Written exercise: Identify all lines in the data containing the string "this". Copy them out.
• • • • •
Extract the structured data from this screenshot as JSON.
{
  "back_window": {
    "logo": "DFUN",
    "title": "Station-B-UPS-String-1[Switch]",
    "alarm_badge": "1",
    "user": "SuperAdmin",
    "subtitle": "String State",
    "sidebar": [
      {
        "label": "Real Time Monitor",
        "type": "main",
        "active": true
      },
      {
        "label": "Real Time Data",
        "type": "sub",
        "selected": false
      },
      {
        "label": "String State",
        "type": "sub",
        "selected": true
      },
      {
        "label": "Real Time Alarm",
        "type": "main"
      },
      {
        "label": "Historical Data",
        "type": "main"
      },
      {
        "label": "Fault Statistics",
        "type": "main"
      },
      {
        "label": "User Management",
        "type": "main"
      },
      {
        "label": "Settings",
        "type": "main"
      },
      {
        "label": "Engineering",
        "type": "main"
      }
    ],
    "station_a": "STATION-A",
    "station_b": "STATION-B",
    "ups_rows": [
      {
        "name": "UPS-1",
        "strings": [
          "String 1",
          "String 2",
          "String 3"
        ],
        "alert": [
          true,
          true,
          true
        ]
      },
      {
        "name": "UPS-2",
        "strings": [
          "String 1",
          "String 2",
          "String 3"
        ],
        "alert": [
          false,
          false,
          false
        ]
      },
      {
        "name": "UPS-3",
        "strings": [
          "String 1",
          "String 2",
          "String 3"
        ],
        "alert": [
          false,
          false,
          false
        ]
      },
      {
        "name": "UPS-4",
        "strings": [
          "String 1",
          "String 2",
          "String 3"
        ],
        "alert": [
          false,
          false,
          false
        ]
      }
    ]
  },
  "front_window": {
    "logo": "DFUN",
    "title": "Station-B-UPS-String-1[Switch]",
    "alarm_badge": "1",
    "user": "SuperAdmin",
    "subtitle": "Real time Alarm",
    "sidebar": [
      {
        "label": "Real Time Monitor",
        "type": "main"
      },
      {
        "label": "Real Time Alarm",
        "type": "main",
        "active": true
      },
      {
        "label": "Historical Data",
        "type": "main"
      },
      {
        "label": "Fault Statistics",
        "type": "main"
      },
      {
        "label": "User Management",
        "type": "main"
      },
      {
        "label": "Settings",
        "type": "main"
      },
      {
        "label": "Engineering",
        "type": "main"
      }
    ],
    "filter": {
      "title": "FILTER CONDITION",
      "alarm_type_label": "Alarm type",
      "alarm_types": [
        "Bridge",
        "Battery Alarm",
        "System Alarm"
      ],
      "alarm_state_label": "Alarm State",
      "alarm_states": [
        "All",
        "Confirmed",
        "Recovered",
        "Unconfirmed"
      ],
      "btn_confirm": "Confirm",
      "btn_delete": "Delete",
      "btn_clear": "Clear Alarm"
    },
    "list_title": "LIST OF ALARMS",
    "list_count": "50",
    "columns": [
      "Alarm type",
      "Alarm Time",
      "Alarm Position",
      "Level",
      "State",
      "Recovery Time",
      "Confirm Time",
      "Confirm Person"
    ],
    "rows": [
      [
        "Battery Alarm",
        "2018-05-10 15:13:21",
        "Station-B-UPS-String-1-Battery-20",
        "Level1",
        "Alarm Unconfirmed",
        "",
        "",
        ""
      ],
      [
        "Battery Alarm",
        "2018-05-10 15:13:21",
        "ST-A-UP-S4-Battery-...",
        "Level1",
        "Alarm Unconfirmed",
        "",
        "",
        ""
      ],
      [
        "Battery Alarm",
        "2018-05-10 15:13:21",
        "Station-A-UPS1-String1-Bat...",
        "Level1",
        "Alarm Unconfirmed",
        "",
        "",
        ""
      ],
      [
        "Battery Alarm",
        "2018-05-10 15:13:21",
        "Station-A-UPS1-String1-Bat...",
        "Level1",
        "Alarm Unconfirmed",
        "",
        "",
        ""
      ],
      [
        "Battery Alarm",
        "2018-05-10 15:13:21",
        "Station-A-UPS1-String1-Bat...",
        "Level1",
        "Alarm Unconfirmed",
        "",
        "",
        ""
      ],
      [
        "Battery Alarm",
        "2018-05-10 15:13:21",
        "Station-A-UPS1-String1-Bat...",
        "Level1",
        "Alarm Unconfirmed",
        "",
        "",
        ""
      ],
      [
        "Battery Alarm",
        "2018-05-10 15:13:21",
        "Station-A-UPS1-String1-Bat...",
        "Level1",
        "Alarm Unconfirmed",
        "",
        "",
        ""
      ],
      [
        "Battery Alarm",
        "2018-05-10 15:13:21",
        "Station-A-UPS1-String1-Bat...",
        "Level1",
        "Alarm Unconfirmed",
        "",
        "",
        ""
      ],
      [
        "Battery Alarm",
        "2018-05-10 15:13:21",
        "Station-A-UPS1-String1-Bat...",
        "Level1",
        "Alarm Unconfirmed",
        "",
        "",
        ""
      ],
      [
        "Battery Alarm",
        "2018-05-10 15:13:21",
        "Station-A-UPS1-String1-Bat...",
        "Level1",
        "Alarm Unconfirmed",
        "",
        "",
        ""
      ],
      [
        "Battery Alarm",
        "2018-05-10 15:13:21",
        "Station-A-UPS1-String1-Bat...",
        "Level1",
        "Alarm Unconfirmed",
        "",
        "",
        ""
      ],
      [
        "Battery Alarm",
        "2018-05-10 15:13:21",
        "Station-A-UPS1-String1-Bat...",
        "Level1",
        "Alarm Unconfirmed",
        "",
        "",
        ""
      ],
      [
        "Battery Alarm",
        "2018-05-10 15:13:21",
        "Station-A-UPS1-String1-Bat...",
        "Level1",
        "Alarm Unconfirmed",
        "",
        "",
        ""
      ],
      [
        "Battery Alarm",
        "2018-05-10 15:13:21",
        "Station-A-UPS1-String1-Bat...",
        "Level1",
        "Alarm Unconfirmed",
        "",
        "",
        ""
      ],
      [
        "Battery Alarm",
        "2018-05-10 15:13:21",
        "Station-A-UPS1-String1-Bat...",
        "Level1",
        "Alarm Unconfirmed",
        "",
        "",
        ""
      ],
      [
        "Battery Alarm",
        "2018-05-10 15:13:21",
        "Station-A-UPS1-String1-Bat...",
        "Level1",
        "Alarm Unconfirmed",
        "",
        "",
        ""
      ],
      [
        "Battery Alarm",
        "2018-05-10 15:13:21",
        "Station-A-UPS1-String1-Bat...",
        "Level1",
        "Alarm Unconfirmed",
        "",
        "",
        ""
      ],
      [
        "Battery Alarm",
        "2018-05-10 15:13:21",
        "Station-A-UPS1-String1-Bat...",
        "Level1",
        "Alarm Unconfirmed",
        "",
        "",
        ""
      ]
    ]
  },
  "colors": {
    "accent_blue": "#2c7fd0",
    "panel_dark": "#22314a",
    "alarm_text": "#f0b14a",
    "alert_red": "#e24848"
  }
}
• • • • •
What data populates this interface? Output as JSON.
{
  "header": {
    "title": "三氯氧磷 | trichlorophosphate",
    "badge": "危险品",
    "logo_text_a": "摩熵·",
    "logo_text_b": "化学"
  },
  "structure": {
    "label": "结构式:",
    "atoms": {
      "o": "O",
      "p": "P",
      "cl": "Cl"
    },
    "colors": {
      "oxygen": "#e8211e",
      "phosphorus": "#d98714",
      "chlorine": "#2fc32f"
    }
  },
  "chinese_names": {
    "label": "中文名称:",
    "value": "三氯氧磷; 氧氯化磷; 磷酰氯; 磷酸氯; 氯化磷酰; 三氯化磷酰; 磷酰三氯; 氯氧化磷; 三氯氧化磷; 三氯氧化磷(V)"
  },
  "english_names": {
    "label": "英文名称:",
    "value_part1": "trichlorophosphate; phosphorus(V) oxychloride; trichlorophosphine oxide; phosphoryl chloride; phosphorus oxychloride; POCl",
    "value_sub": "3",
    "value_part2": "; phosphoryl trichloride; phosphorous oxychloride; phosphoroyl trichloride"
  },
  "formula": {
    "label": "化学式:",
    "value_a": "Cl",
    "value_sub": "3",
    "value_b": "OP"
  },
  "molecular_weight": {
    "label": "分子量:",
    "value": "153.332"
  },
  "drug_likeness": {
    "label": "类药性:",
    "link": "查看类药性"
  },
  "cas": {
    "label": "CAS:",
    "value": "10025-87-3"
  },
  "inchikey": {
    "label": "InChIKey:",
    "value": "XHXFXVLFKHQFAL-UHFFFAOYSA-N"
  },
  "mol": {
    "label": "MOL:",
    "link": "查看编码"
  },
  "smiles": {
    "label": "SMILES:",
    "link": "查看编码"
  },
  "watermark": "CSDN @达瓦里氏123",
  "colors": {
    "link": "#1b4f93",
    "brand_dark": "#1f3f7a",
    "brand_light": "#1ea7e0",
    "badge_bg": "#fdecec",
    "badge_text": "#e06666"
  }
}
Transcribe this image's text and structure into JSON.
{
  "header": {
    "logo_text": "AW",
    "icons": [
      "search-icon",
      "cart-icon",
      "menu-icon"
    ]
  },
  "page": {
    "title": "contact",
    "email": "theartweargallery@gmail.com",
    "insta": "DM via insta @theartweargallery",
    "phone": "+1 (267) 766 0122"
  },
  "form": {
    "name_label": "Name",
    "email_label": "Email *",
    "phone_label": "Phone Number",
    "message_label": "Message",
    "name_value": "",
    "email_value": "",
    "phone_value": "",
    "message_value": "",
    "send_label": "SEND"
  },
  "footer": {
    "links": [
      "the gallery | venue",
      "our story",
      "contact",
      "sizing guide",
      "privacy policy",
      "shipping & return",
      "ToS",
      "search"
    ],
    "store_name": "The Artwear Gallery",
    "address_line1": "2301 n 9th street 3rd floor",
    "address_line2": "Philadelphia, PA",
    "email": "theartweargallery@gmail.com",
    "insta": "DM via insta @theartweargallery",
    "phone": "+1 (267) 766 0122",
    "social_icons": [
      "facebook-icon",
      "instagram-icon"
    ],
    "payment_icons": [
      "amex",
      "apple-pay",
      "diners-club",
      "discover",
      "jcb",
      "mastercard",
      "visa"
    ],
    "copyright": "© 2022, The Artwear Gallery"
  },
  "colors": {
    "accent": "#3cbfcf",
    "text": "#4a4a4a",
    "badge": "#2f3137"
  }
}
• • • • •
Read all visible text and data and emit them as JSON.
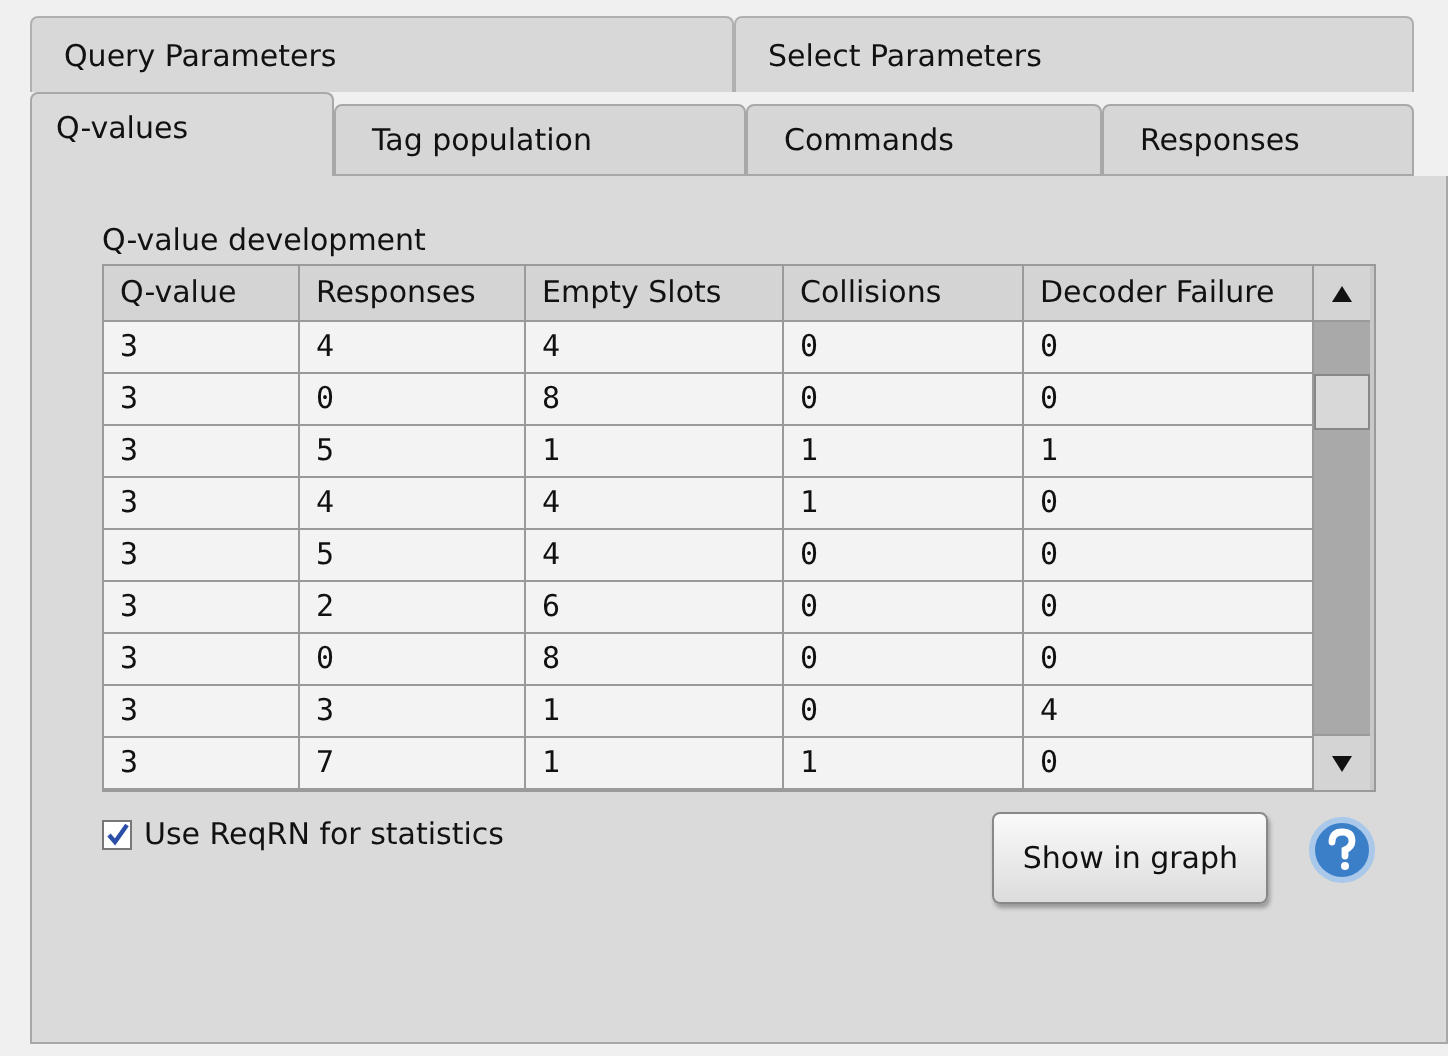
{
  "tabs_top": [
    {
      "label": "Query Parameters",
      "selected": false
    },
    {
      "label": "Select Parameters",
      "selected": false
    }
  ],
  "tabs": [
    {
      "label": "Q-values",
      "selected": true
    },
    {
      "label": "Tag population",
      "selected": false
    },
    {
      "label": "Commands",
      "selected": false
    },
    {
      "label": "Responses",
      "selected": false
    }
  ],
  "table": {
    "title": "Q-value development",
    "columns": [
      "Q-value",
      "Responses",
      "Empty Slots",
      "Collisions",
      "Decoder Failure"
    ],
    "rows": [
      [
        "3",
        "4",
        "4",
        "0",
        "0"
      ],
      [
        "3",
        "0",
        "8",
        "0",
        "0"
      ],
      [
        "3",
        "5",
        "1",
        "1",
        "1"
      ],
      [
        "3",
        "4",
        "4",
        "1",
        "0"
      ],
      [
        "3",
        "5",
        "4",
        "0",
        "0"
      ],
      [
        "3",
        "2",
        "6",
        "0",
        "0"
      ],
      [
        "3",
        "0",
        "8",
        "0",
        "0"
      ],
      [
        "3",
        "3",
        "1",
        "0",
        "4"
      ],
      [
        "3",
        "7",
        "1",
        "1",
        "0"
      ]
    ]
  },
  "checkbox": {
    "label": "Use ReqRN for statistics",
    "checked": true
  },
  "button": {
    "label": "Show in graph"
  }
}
• • • • •
The output:
Extract the structured data from this screenshot as JSON.
What data populates this interface? Output as JSON.
Transcribe this image's text and structure into JSON.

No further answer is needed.